* _Task objective_: Without the images, write out the whole listing exactly.

BEGIN Data

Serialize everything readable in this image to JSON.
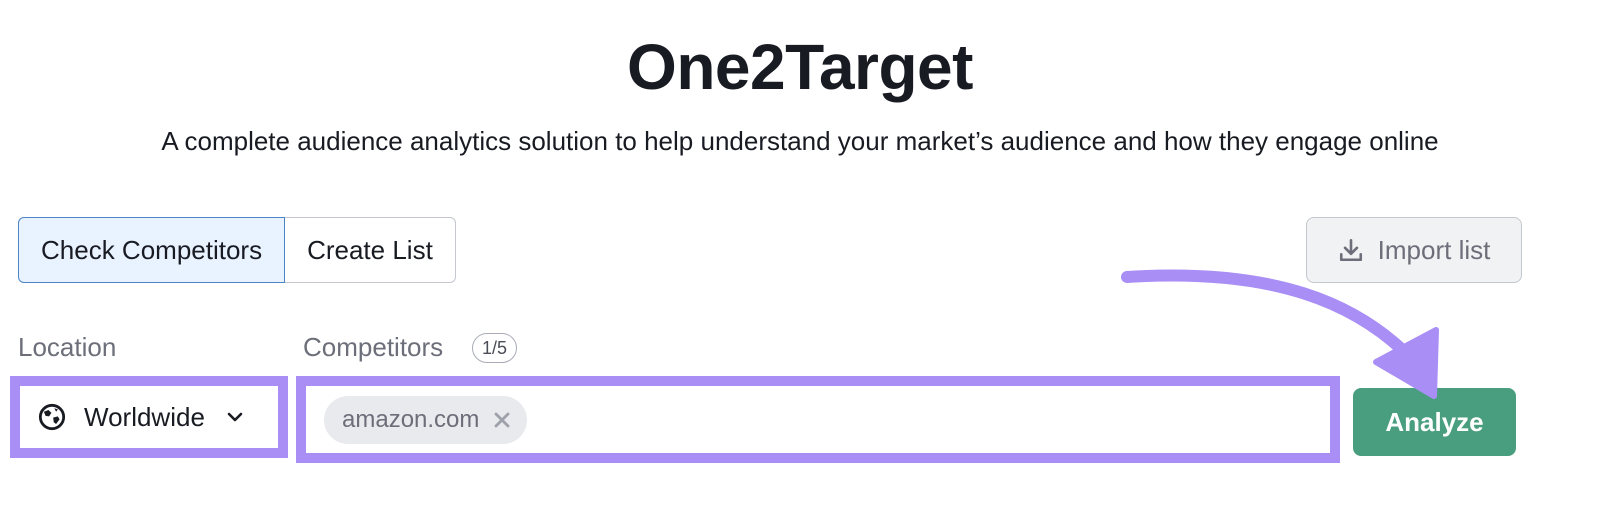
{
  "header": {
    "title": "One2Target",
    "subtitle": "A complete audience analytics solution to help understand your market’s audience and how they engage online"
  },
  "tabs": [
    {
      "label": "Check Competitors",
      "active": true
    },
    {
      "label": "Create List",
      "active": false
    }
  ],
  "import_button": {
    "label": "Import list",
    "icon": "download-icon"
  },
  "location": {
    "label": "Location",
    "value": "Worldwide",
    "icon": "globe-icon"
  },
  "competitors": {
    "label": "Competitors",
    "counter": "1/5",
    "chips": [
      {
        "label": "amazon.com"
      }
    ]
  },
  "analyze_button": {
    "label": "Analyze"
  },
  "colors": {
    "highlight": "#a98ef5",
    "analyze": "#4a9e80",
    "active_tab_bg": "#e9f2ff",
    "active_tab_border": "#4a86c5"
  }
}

END Data

* _Full response_:
Serialize everything readable in this image to JSON.
{
  "header": {
    "title": "One2Target",
    "subtitle": "A complete audience analytics solution to help understand your market’s audience and how they engage online"
  },
  "tabs": [
    {
      "label": "Check Competitors",
      "active": true
    },
    {
      "label": "Create List",
      "active": false
    }
  ],
  "import_button": {
    "label": "Import list",
    "icon": "download-icon"
  },
  "location": {
    "label": "Location",
    "value": "Worldwide",
    "icon": "globe-icon"
  },
  "competitors": {
    "label": "Competitors",
    "counter": "1/5",
    "chips": [
      {
        "label": "amazon.com"
      }
    ]
  },
  "analyze_button": {
    "label": "Analyze"
  },
  "colors": {
    "highlight": "#a98ef5",
    "analyze": "#4a9e80",
    "active_tab_bg": "#e9f2ff",
    "active_tab_border": "#4a86c5"
  }
}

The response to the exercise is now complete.